#### [Task objective]
Could every line of the data be printed exactly as it reads?

#### [Rows]
● ● ● ● ● ● ●

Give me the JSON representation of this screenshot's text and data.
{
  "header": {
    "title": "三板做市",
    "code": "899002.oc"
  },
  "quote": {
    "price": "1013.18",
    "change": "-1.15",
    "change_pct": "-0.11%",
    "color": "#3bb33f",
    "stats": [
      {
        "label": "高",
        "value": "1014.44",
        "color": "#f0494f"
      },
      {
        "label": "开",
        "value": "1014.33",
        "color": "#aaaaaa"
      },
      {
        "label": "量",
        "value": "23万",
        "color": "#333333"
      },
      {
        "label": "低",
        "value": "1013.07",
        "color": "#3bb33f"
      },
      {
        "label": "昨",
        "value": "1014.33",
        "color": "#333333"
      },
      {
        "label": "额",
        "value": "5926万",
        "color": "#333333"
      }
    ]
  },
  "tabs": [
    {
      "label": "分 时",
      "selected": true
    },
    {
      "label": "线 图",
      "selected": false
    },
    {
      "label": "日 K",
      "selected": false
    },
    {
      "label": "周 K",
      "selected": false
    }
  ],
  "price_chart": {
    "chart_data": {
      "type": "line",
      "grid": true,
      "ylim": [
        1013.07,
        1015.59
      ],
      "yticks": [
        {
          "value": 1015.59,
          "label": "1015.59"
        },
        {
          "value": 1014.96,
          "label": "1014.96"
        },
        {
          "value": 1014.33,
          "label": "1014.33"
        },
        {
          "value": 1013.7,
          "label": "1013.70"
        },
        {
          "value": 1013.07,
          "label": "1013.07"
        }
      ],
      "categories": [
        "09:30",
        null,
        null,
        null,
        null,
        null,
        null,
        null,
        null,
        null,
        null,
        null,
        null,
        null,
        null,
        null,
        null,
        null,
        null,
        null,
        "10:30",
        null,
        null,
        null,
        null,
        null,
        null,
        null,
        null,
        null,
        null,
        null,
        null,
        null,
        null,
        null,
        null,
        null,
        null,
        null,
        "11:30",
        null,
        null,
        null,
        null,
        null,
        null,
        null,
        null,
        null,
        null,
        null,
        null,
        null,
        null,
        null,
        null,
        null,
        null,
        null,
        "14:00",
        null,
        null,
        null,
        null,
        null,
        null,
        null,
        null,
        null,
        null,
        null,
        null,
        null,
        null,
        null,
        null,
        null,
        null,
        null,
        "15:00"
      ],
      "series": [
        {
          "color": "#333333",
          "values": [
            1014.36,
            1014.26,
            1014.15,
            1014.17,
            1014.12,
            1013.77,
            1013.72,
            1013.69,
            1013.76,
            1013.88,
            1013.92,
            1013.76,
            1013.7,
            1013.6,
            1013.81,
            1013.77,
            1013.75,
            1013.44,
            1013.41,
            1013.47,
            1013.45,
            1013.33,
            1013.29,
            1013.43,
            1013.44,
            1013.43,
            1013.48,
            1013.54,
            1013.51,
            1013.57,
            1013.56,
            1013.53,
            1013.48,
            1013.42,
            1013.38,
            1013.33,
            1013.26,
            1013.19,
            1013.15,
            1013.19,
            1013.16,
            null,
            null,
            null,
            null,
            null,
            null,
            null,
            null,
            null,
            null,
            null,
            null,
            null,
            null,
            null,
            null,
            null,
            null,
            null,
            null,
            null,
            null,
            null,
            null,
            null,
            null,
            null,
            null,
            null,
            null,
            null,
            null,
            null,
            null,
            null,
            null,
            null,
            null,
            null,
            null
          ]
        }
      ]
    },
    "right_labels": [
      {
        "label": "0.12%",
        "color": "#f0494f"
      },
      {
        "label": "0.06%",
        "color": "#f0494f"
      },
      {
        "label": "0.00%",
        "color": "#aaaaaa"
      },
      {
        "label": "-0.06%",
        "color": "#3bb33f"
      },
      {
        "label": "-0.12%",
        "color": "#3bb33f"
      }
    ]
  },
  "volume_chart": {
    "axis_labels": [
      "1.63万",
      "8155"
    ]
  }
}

● ● ● ● ● ● ●

#### [Answer for this exercise]
Give me the JSON representation of this screenshot's text and data.
{
  "header": {
    "title": "三板做市",
    "code": "899002.oc"
  },
  "quote": {
    "price": "1013.18",
    "change": "-1.15",
    "change_pct": "-0.11%",
    "color": "#3bb33f",
    "stats": [
      {
        "label": "高",
        "value": "1014.44",
        "color": "#f0494f"
      },
      {
        "label": "开",
        "value": "1014.33",
        "color": "#aaaaaa"
      },
      {
        "label": "量",
        "value": "23万",
        "color": "#333333"
      },
      {
        "label": "低",
        "value": "1013.07",
        "color": "#3bb33f"
      },
      {
        "label": "昨",
        "value": "1014.33",
        "color": "#333333"
      },
      {
        "label": "额",
        "value": "5926万",
        "color": "#333333"
      }
    ]
  },
  "tabs": [
    {
      "label": "分 时",
      "selected": true
    },
    {
      "label": "线 图",
      "selected": false
    },
    {
      "label": "日 K",
      "selected": false
    },
    {
      "label": "周 K",
      "selected": false
    }
  ],
  "price_chart": {
    "chart_data": {
      "type": "line",
      "grid": true,
      "ylim": [
        1013.07,
        1015.59
      ],
      "yticks": [
        {
          "value": 1015.59,
          "label": "1015.59"
        },
        {
          "value": 1014.96,
          "label": "1014.96"
        },
        {
          "value": 1014.33,
          "label": "1014.33"
        },
        {
          "value": 1013.7,
          "label": "1013.70"
        },
        {
          "value": 1013.07,
          "label": "1013.07"
        }
      ],
      "categories": [
        "09:30",
        null,
        null,
        null,
        null,
        null,
        null,
        null,
        null,
        null,
        null,
        null,
        null,
        null,
        null,
        null,
        null,
        null,
        null,
        null,
        "10:30",
        null,
        null,
        null,
        null,
        null,
        null,
        null,
        null,
        null,
        null,
        null,
        null,
        null,
        null,
        null,
        null,
        null,
        null,
        null,
        "11:30",
        null,
        null,
        null,
        null,
        null,
        null,
        null,
        null,
        null,
        null,
        null,
        null,
        null,
        null,
        null,
        null,
        null,
        null,
        null,
        "14:00",
        null,
        null,
        null,
        null,
        null,
        null,
        null,
        null,
        null,
        null,
        null,
        null,
        null,
        null,
        null,
        null,
        null,
        null,
        null,
        "15:00"
      ],
      "series": [
        {
          "color": "#333333",
          "values": [
            1014.36,
            1014.26,
            1014.15,
            1014.17,
            1014.12,
            1013.77,
            1013.72,
            1013.69,
            1013.76,
            1013.88,
            1013.92,
            1013.76,
            1013.7,
            1013.6,
            1013.81,
            1013.77,
            1013.75,
            1013.44,
            1013.41,
            1013.47,
            1013.45,
            1013.33,
            1013.29,
            1013.43,
            1013.44,
            1013.43,
            1013.48,
            1013.54,
            1013.51,
            1013.57,
            1013.56,
            1013.53,
            1013.48,
            1013.42,
            1013.38,
            1013.33,
            1013.26,
            1013.19,
            1013.15,
            1013.19,
            1013.16,
            null,
            null,
            null,
            null,
            null,
            null,
            null,
            null,
            null,
            null,
            null,
            null,
            null,
            null,
            null,
            null,
            null,
            null,
            null,
            null,
            null,
            null,
            null,
            null,
            null,
            null,
            null,
            null,
            null,
            null,
            null,
            null,
            null,
            null,
            null,
            null,
            null,
            null,
            null,
            null
          ]
        }
      ]
    },
    "right_labels": [
      {
        "label": "0.12%",
        "color": "#f0494f"
      },
      {
        "label": "0.06%",
        "color": "#f0494f"
      },
      {
        "label": "0.00%",
        "color": "#aaaaaa"
      },
      {
        "label": "-0.06%",
        "color": "#3bb33f"
      },
      {
        "label": "-0.12%",
        "color": "#3bb33f"
      }
    ]
  },
  "volume_chart": {
    "axis_labels": [
      "1.63万",
      "8155"
    ]
  }
}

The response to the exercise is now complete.